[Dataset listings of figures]
"""

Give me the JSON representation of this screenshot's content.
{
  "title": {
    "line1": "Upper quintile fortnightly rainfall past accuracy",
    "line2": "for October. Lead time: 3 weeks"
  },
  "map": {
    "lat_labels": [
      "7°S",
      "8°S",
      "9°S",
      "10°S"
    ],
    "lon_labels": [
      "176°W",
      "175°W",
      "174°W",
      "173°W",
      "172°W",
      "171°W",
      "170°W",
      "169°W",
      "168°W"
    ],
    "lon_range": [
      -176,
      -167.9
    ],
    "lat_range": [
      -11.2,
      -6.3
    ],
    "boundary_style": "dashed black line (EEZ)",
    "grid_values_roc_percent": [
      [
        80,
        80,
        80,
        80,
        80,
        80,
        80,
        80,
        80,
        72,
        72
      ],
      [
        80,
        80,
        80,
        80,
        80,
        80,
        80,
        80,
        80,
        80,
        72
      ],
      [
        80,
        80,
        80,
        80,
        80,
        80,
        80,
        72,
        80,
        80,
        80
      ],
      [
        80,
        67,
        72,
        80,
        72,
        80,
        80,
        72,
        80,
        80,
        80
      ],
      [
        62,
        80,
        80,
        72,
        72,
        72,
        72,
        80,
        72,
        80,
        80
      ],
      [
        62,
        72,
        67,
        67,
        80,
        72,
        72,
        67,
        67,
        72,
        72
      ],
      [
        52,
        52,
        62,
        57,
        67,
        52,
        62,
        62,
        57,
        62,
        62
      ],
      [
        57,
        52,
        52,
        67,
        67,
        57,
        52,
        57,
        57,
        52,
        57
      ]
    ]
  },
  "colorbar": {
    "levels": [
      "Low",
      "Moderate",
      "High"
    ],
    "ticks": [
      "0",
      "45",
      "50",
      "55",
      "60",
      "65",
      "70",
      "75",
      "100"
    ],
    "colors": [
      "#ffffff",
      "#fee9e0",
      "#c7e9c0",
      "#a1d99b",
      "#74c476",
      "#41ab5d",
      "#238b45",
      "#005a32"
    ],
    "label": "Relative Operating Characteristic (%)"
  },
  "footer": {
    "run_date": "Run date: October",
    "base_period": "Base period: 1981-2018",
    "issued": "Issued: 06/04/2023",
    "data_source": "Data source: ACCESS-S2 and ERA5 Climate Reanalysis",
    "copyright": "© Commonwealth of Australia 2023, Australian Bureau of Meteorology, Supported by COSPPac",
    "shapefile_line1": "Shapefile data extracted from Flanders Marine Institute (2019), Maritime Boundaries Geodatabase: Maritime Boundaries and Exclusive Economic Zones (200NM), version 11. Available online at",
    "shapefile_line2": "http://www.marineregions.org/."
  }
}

"""

_Problem to work on:_ Take the records above and return them exactly as written.

_Correct response:_
Give me the JSON representation of this screenshot's content.
{
  "title": {
    "line1": "Upper quintile fortnightly rainfall past accuracy",
    "line2": "for October. Lead time: 3 weeks"
  },
  "map": {
    "lat_labels": [
      "7°S",
      "8°S",
      "9°S",
      "10°S"
    ],
    "lon_labels": [
      "176°W",
      "175°W",
      "174°W",
      "173°W",
      "172°W",
      "171°W",
      "170°W",
      "169°W",
      "168°W"
    ],
    "lon_range": [
      -176,
      -167.9
    ],
    "lat_range": [
      -11.2,
      -6.3
    ],
    "boundary_style": "dashed black line (EEZ)",
    "grid_values_roc_percent": [
      [
        80,
        80,
        80,
        80,
        80,
        80,
        80,
        80,
        80,
        72,
        72
      ],
      [
        80,
        80,
        80,
        80,
        80,
        80,
        80,
        80,
        80,
        80,
        72
      ],
      [
        80,
        80,
        80,
        80,
        80,
        80,
        80,
        72,
        80,
        80,
        80
      ],
      [
        80,
        67,
        72,
        80,
        72,
        80,
        80,
        72,
        80,
        80,
        80
      ],
      [
        62,
        80,
        80,
        72,
        72,
        72,
        72,
        80,
        72,
        80,
        80
      ],
      [
        62,
        72,
        67,
        67,
        80,
        72,
        72,
        67,
        67,
        72,
        72
      ],
      [
        52,
        52,
        62,
        57,
        67,
        52,
        62,
        62,
        57,
        62,
        62
      ],
      [
        57,
        52,
        52,
        67,
        67,
        57,
        52,
        57,
        57,
        52,
        57
      ]
    ]
  },
  "colorbar": {
    "levels": [
      "Low",
      "Moderate",
      "High"
    ],
    "ticks": [
      "0",
      "45",
      "50",
      "55",
      "60",
      "65",
      "70",
      "75",
      "100"
    ],
    "colors": [
      "#ffffff",
      "#fee9e0",
      "#c7e9c0",
      "#a1d99b",
      "#74c476",
      "#41ab5d",
      "#238b45",
      "#005a32"
    ],
    "label": "Relative Operating Characteristic (%)"
  },
  "footer": {
    "run_date": "Run date: October",
    "base_period": "Base period: 1981-2018",
    "issued": "Issued: 06/04/2023",
    "data_source": "Data source: ACCESS-S2 and ERA5 Climate Reanalysis",
    "copyright": "© Commonwealth of Australia 2023, Australian Bureau of Meteorology, Supported by COSPPac",
    "shapefile_line1": "Shapefile data extracted from Flanders Marine Institute (2019), Maritime Boundaries Geodatabase: Maritime Boundaries and Exclusive Economic Zones (200NM), version 11. Available online at",
    "shapefile_line2": "http://www.marineregions.org/."
  }
}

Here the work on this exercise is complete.